[Figure contents as structured data]

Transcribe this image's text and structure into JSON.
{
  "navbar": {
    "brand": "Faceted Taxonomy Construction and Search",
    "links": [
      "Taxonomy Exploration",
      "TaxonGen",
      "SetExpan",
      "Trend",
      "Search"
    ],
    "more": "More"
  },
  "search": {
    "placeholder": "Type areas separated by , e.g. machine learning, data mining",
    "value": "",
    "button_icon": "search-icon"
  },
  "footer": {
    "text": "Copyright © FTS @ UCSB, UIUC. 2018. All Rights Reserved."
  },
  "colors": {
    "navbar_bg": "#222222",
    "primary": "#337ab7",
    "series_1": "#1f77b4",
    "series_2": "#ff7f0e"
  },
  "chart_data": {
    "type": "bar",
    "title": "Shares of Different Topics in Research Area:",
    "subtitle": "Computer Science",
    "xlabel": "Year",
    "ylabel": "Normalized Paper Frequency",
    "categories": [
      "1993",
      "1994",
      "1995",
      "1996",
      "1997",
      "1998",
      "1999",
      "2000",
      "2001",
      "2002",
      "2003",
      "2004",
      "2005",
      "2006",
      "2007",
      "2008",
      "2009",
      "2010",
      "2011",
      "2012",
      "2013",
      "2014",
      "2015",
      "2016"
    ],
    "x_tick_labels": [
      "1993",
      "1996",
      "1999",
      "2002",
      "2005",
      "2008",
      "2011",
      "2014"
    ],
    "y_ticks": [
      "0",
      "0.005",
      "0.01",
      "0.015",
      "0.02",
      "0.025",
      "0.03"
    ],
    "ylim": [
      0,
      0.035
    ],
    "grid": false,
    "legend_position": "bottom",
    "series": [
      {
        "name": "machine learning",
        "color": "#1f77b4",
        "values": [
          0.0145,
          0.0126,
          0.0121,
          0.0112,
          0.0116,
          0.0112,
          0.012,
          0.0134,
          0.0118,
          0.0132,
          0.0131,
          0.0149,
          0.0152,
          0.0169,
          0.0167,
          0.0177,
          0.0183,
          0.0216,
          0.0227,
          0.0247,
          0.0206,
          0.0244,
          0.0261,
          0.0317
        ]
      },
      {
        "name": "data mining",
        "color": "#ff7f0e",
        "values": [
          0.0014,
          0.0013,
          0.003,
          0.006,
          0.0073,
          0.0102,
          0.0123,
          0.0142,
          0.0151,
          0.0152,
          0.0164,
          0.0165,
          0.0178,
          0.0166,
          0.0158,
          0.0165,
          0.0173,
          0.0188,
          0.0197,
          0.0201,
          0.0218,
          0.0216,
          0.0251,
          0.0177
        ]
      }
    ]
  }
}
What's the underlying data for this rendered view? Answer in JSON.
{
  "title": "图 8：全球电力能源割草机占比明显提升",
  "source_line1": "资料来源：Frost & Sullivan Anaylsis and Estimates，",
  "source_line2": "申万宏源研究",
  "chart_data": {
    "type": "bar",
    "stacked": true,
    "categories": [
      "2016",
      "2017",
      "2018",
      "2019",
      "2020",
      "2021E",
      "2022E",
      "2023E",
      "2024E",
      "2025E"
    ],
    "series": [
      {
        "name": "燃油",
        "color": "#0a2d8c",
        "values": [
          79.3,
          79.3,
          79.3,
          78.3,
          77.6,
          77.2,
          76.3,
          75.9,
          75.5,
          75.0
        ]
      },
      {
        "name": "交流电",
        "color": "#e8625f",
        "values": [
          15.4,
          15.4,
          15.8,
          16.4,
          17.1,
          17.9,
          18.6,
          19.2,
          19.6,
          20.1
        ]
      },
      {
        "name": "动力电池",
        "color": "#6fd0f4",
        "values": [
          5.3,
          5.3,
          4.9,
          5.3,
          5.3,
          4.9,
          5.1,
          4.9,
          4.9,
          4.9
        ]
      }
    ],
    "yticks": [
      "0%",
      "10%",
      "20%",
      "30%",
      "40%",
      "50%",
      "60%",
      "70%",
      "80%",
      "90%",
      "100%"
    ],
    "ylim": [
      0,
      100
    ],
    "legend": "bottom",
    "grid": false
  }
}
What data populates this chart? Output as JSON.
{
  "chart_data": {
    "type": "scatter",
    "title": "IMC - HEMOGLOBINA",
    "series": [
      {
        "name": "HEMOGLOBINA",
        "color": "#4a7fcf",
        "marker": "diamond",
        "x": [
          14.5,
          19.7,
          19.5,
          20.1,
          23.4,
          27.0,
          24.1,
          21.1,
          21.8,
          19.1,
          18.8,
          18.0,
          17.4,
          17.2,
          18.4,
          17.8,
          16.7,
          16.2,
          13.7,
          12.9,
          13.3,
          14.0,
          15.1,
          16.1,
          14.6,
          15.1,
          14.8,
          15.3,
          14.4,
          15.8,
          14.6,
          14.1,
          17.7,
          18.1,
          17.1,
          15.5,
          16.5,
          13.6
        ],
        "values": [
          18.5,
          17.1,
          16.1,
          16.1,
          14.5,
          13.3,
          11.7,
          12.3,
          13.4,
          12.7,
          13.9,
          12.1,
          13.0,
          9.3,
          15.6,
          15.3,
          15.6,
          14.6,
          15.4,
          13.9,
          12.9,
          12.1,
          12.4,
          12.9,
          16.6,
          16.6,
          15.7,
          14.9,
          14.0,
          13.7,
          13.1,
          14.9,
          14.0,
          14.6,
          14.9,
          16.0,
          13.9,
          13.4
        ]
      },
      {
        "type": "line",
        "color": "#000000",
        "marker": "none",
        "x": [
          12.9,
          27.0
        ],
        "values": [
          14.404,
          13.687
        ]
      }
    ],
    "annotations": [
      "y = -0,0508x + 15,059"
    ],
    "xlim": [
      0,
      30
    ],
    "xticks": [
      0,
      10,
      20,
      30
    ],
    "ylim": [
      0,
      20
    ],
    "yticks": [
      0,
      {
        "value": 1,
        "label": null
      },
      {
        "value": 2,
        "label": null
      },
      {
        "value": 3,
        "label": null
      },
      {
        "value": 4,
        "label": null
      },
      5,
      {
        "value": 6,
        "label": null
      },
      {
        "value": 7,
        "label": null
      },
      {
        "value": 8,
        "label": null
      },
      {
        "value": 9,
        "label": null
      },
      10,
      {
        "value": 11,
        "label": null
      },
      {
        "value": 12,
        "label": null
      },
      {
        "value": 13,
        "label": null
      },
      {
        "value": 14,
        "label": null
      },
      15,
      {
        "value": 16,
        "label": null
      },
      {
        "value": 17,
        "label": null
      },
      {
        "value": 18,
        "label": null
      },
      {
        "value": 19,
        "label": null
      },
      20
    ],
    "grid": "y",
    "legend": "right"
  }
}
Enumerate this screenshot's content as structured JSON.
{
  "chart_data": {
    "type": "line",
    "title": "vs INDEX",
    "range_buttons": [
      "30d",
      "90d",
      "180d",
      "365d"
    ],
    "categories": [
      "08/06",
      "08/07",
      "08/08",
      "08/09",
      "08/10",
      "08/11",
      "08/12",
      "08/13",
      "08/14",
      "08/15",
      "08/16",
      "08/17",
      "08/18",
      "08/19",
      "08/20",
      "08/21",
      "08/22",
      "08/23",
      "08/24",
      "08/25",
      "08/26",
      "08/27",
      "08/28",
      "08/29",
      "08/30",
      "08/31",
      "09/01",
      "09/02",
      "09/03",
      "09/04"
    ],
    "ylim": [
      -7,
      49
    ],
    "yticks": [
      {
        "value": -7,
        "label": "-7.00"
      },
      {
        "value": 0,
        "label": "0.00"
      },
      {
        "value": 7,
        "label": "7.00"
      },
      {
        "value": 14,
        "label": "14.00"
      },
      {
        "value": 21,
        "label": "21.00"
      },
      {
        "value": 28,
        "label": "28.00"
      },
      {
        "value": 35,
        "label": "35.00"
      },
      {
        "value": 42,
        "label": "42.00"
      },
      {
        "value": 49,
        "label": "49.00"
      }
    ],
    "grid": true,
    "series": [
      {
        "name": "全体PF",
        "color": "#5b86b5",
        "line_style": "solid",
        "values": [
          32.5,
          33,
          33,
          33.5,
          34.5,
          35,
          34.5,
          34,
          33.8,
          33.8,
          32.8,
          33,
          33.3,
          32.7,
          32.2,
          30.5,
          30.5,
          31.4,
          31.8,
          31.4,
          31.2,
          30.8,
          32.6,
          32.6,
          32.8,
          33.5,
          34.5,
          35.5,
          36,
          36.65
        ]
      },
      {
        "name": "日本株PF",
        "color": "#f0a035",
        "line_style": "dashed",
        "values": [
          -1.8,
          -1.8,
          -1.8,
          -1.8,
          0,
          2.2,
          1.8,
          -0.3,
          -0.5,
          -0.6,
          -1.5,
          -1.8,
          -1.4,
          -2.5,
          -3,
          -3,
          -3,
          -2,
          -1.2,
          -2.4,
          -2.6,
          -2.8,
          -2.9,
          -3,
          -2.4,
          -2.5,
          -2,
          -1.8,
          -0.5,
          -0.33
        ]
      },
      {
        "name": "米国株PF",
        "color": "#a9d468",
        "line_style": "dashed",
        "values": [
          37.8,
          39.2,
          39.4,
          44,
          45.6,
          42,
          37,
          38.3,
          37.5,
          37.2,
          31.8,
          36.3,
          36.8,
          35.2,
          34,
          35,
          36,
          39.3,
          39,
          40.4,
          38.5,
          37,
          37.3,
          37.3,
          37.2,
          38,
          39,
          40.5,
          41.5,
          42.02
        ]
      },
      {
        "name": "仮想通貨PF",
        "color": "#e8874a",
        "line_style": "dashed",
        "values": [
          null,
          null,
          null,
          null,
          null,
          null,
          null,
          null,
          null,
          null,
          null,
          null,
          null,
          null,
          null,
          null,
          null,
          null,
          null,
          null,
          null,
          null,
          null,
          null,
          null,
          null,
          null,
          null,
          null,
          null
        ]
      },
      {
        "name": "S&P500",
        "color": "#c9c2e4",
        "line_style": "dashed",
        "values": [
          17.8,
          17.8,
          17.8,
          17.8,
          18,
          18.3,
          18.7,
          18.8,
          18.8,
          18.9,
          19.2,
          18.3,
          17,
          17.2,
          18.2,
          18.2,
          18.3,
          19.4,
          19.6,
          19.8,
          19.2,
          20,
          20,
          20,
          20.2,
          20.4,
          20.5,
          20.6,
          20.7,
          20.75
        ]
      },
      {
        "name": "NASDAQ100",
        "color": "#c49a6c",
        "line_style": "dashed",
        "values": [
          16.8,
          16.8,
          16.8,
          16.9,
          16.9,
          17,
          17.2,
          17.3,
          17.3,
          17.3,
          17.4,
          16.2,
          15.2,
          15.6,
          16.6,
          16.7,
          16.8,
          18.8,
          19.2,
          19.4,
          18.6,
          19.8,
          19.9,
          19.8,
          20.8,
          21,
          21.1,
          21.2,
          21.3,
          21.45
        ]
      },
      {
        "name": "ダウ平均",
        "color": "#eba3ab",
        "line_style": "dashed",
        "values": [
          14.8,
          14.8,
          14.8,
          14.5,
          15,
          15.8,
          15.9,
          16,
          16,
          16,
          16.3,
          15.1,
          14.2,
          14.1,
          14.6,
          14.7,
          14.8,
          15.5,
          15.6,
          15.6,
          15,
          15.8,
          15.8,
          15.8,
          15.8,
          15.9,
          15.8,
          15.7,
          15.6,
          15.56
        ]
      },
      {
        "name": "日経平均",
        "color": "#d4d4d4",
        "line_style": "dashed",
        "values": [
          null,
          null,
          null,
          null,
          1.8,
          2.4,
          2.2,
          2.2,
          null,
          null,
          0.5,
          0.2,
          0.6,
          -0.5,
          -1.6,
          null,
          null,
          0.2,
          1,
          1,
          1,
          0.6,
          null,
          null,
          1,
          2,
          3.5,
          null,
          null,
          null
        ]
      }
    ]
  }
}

TO BE DONE: Counting only lines of the data above that hold "HEMOGLOBINA", report the total and nothing else.

OUTPUT OF THE TASK: 2